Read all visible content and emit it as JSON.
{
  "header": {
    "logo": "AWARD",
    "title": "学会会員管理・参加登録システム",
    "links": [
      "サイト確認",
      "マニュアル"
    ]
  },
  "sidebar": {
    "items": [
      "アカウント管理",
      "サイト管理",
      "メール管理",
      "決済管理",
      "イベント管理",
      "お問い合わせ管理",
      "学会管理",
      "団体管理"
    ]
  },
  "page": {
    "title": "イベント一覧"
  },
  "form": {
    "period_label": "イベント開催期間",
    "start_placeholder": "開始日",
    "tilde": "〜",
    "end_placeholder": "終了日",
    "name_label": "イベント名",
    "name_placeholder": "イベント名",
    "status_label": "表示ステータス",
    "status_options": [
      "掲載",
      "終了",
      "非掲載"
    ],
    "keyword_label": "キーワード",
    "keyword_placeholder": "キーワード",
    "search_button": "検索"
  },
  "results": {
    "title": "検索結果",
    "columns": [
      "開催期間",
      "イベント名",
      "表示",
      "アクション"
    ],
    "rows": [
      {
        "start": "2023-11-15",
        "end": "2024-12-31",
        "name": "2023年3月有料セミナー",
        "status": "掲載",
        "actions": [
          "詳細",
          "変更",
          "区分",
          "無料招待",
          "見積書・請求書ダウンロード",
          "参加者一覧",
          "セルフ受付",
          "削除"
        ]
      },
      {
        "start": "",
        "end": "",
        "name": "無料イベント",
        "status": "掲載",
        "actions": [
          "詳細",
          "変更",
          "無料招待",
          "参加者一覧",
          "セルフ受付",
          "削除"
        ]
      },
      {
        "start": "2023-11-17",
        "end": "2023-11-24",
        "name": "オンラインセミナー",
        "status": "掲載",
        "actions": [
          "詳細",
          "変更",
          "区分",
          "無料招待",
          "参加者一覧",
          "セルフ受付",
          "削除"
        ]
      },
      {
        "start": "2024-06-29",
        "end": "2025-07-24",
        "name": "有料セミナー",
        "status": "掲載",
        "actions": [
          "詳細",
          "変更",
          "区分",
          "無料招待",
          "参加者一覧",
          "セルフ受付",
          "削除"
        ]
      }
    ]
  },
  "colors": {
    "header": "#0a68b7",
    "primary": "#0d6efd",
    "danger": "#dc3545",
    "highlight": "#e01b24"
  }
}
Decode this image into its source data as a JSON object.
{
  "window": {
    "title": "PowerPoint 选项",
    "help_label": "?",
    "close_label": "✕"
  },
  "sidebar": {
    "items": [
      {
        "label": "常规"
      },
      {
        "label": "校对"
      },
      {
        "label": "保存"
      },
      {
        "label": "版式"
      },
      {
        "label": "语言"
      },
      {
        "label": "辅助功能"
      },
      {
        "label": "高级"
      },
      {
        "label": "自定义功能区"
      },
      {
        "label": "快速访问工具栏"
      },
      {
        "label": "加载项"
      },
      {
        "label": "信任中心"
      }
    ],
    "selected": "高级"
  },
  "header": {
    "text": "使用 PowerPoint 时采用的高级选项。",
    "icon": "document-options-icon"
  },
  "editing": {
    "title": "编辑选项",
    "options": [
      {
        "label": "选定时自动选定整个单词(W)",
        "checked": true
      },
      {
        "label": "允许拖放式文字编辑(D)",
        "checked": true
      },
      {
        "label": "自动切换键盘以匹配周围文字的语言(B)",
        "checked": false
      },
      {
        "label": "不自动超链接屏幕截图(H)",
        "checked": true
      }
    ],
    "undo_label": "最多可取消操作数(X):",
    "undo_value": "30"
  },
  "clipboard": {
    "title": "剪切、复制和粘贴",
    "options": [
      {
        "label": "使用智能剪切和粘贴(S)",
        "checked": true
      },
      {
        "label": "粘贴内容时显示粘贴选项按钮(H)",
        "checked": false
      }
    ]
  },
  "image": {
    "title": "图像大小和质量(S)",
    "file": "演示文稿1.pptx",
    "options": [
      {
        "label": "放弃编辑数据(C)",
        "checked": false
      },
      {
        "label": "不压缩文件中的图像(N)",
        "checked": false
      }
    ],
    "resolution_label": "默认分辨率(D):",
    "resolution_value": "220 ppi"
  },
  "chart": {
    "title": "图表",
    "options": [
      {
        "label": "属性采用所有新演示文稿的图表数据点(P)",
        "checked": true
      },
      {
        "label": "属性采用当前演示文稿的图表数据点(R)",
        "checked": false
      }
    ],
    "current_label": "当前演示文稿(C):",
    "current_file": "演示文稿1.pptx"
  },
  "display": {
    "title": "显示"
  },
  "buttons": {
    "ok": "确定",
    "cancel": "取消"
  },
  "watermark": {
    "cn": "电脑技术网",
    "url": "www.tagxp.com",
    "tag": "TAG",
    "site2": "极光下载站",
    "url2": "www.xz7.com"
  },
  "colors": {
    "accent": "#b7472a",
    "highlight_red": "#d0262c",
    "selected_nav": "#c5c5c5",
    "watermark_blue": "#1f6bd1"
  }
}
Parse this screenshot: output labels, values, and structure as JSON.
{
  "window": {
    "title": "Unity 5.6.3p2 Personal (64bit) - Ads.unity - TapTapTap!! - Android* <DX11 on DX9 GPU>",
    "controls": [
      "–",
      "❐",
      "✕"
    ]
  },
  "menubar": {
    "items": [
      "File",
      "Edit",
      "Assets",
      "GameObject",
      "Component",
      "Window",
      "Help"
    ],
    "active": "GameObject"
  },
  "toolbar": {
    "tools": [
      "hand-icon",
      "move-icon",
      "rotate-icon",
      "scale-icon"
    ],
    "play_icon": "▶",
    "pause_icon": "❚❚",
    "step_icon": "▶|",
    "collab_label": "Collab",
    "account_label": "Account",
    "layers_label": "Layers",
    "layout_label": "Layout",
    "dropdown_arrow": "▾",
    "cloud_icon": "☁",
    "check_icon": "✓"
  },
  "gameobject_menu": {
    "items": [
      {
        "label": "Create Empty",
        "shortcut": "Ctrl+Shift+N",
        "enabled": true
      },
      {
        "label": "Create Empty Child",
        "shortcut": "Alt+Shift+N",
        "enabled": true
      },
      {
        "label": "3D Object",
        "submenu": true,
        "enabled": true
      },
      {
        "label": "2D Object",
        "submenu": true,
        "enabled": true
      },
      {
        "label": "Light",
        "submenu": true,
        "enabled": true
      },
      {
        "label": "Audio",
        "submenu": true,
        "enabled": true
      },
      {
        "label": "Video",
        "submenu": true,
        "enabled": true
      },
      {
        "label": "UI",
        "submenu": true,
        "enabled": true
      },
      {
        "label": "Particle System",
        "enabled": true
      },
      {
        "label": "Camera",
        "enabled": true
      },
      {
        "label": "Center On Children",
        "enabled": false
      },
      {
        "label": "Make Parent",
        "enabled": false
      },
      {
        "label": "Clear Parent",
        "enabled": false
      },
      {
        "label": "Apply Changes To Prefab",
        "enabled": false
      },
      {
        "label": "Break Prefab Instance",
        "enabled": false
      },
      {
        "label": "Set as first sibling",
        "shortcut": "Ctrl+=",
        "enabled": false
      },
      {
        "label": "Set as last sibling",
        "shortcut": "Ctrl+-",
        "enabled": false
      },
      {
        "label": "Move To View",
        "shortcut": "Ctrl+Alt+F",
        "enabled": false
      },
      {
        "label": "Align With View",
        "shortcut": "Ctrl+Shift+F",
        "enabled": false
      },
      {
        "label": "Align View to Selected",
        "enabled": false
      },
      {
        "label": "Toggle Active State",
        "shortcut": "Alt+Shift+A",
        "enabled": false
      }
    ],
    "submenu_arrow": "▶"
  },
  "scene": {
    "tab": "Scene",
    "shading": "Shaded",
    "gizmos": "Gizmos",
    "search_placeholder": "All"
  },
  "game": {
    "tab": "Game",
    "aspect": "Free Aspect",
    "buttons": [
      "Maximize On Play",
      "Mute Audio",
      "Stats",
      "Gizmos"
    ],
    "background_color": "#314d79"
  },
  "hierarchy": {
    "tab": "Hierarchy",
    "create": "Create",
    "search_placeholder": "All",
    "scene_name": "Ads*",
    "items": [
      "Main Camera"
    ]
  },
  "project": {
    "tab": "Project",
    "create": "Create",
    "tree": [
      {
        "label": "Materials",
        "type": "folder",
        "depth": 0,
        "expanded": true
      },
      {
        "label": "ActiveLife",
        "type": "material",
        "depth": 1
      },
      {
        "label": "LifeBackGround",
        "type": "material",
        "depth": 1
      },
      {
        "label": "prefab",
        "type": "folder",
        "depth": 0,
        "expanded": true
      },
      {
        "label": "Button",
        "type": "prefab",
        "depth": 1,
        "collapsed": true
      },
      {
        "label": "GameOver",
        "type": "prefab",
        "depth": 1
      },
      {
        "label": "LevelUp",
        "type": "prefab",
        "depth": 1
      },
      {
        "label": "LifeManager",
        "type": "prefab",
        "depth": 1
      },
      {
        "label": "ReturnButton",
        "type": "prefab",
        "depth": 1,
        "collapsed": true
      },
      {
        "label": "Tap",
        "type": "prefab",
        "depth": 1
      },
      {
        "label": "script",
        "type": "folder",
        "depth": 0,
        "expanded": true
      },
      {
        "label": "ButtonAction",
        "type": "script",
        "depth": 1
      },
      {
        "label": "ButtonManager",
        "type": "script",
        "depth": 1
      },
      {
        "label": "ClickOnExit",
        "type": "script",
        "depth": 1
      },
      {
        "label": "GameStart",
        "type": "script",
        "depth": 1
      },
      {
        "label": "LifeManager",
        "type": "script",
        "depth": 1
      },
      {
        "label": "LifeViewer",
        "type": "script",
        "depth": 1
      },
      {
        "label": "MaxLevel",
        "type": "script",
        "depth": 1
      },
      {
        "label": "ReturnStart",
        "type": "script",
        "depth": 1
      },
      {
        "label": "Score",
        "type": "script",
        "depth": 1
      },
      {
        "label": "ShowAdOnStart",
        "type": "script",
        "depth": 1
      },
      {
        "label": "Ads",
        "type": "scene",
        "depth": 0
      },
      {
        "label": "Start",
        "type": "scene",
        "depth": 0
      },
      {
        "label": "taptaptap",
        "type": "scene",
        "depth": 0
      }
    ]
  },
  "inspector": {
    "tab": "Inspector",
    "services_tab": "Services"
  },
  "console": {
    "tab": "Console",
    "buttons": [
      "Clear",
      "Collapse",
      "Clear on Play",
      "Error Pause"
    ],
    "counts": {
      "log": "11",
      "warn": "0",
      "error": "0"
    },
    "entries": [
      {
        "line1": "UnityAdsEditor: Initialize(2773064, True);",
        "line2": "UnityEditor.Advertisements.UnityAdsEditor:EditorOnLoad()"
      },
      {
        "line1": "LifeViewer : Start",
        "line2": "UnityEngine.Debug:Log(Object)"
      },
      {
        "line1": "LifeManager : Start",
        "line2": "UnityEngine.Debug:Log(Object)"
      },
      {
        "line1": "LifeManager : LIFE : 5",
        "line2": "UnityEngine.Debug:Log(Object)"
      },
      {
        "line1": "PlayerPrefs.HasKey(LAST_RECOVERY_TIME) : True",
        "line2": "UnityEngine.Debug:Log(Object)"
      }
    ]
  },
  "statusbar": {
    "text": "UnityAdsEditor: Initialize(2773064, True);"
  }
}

_Objective_
Using the records given above, list every line that includes the word "Align".

_Result for this exercise_
        "label": "Align With View",
        "label": "Align View to Selected",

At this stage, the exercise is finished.